#### [Task objective]
Scan the data below for the string "JSON". Show every line where it turns up.

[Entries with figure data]
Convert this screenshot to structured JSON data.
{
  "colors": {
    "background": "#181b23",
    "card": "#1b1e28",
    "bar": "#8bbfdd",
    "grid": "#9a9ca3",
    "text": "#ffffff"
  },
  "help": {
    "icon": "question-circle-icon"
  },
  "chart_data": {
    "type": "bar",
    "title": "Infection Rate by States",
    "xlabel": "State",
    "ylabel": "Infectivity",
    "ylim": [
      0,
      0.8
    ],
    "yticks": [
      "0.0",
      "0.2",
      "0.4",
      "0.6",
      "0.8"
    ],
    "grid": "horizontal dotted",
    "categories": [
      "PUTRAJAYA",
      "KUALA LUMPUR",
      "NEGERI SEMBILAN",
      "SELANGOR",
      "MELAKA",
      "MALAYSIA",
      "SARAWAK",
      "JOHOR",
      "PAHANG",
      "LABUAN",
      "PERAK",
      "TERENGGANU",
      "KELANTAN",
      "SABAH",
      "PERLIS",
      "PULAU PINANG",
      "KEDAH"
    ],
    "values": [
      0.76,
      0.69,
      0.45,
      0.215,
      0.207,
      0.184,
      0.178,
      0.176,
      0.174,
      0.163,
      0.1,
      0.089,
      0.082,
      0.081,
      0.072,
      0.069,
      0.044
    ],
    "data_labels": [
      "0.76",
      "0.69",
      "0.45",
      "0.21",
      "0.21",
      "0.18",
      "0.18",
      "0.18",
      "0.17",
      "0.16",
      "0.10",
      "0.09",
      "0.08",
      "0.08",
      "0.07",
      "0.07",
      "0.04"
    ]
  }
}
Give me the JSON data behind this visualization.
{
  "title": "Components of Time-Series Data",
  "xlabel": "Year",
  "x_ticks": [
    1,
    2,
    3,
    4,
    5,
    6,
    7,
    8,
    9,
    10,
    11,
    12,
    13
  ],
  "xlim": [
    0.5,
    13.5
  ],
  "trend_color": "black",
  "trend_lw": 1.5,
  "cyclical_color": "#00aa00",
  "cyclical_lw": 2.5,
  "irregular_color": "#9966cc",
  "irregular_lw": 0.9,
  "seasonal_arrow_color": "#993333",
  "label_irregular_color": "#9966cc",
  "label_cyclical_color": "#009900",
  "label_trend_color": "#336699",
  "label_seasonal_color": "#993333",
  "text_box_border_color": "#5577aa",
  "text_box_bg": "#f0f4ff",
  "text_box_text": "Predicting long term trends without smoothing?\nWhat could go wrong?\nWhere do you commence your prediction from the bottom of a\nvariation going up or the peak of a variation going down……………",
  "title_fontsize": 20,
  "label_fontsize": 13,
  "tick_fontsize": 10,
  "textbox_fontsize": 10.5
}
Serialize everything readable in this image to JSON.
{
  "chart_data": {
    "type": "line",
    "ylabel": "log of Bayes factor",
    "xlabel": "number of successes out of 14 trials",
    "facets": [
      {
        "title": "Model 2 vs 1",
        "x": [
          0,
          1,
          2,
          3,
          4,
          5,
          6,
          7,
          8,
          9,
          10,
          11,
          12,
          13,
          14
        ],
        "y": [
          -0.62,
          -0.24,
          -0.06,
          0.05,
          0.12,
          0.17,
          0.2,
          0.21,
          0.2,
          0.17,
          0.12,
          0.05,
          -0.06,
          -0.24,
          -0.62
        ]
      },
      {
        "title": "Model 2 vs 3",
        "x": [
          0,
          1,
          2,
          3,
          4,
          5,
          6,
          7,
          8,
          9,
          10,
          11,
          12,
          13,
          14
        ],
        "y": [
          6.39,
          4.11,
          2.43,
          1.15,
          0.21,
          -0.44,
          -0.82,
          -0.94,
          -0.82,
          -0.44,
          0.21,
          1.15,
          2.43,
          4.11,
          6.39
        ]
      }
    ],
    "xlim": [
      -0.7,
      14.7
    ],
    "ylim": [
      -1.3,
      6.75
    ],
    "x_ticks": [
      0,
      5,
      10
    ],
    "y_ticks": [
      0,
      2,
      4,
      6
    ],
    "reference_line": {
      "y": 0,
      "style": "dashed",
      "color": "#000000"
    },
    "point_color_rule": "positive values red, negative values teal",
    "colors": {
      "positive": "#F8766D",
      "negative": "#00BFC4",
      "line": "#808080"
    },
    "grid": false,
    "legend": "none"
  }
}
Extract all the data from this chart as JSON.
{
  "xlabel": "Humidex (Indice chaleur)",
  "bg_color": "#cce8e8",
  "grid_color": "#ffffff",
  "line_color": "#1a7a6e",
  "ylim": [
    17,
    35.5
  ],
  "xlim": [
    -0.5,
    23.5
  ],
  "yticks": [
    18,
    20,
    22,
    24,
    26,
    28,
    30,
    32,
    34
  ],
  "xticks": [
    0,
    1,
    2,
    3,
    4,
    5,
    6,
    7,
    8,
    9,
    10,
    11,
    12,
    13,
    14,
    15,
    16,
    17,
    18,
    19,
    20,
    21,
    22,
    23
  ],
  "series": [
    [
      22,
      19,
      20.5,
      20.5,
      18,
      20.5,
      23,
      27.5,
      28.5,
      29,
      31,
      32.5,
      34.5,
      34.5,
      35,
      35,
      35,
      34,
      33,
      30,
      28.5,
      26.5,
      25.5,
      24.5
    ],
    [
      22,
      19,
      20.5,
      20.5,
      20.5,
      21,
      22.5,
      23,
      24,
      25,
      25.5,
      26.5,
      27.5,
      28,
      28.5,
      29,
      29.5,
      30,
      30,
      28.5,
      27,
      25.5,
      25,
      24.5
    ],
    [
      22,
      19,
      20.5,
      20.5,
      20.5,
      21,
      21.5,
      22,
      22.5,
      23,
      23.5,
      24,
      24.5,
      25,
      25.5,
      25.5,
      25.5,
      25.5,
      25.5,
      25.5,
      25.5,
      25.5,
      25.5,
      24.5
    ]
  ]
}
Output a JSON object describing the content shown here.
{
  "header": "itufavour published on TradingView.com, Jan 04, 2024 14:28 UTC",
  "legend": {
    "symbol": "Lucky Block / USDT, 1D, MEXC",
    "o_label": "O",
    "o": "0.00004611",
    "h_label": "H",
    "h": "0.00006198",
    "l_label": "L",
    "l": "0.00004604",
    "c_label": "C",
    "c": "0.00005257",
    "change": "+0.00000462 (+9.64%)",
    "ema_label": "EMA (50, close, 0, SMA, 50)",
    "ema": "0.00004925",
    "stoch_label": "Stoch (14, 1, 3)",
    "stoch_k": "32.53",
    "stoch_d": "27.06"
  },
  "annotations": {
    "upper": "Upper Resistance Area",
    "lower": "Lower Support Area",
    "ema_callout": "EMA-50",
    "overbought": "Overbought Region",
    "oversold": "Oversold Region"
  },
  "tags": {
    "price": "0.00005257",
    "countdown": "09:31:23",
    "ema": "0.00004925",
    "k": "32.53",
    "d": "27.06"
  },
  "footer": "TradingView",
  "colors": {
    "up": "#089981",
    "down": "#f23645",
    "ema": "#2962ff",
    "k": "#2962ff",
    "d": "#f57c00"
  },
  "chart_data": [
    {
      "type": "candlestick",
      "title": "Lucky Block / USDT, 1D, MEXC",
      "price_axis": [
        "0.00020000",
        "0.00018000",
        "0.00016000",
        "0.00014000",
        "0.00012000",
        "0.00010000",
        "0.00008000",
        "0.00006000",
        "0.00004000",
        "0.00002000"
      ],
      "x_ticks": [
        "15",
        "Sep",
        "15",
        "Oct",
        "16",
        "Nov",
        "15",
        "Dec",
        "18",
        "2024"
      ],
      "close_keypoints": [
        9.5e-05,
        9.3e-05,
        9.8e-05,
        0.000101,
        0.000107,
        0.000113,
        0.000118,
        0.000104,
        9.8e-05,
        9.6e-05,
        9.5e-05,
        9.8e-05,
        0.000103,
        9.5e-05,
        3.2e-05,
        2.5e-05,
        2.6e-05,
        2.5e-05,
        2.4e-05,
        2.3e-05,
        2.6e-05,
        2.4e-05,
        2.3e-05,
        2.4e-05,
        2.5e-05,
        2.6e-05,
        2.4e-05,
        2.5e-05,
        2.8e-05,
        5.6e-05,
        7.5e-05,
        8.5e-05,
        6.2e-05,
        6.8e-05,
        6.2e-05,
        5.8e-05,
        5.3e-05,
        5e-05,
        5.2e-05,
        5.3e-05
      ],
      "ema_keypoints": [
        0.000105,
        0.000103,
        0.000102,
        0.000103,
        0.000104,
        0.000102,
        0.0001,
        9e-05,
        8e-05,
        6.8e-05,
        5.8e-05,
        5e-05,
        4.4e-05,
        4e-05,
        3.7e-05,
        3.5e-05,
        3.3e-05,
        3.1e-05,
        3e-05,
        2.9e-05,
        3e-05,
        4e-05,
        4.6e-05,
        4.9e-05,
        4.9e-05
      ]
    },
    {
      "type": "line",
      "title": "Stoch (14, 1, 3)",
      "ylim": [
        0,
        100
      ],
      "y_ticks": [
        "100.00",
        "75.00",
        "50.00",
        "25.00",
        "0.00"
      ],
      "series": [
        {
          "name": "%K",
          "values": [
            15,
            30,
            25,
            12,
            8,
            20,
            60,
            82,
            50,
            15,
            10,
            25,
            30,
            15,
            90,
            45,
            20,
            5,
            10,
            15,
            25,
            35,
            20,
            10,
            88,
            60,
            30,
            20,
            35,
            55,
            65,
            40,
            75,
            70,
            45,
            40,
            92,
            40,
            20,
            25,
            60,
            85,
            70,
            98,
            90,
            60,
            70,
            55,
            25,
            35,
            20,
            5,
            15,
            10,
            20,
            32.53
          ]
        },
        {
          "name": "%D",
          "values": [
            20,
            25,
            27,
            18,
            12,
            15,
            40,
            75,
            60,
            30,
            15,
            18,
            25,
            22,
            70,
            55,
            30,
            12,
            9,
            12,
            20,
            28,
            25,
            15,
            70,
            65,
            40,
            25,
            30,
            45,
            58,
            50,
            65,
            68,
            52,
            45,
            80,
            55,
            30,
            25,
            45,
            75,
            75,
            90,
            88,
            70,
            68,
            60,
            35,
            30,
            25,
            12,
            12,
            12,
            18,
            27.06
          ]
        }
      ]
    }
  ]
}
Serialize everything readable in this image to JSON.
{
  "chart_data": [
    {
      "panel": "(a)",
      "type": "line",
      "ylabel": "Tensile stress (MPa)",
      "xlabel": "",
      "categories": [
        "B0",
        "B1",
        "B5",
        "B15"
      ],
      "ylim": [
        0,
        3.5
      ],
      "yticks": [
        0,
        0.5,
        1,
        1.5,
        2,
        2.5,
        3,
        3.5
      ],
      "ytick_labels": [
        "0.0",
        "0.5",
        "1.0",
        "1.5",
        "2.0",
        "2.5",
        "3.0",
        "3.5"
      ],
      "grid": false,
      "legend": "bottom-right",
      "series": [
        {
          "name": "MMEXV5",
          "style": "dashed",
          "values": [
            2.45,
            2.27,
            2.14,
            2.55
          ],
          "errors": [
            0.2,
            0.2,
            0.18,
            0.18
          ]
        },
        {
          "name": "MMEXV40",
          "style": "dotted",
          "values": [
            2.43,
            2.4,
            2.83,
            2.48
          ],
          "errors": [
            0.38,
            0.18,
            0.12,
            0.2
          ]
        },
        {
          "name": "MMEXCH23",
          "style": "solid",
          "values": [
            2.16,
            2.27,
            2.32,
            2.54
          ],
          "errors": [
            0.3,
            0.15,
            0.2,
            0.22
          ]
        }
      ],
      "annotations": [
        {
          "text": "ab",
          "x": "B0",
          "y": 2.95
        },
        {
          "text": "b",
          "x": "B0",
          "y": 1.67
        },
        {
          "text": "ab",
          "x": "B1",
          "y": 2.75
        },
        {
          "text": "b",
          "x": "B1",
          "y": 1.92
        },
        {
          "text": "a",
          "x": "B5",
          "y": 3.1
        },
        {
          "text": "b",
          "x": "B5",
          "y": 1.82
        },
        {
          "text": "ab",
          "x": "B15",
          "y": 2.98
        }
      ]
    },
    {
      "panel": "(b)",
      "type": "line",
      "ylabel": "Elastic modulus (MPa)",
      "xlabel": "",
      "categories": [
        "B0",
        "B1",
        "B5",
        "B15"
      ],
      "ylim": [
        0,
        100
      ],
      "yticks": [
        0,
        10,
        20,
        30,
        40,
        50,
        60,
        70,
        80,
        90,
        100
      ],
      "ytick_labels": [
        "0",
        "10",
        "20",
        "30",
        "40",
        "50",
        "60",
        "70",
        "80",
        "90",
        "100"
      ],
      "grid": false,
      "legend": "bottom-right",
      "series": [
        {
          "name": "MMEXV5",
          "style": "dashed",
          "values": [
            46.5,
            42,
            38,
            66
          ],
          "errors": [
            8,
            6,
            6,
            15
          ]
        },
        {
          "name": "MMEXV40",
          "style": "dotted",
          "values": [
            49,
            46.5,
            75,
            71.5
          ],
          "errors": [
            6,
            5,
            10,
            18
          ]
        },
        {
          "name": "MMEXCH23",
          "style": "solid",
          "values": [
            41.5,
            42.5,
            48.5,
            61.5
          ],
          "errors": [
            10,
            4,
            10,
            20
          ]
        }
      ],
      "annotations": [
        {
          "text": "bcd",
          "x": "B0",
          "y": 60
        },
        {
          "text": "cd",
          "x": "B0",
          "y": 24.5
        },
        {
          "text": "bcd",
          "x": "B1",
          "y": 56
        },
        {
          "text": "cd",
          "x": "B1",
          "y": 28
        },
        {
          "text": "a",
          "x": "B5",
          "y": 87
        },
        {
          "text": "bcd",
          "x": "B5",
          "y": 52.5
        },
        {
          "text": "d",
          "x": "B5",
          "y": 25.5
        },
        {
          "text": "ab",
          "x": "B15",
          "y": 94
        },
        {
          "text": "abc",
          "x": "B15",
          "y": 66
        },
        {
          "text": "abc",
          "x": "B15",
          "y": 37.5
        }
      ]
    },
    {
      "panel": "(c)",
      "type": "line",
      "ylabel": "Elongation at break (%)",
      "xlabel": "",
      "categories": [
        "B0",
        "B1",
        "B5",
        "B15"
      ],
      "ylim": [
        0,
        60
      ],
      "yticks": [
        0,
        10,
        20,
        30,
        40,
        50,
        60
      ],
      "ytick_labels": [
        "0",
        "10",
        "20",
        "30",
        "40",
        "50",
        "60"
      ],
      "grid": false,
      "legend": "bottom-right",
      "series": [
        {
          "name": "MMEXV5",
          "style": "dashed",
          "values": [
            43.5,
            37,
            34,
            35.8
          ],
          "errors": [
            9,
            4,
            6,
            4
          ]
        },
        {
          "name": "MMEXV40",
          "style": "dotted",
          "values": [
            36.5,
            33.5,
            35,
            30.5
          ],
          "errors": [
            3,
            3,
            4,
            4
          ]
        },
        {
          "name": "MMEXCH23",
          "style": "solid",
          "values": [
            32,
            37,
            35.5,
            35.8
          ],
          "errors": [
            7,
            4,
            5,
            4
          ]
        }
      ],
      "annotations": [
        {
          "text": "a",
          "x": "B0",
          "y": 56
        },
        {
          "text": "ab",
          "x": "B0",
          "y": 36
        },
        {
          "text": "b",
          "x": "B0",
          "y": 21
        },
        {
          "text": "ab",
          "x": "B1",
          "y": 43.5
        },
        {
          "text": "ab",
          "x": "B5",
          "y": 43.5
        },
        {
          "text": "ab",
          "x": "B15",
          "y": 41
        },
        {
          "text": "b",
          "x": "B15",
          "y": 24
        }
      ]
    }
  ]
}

#### [Full output]
Convert this screenshot to structured JSON data.
Give me the JSON data behind this visualization.
Serialize everything readable in this image to JSON.
Extract all the data from this chart as JSON.
Output a JSON object describing the content shown here.
Serialize everything readable in this image to JSON.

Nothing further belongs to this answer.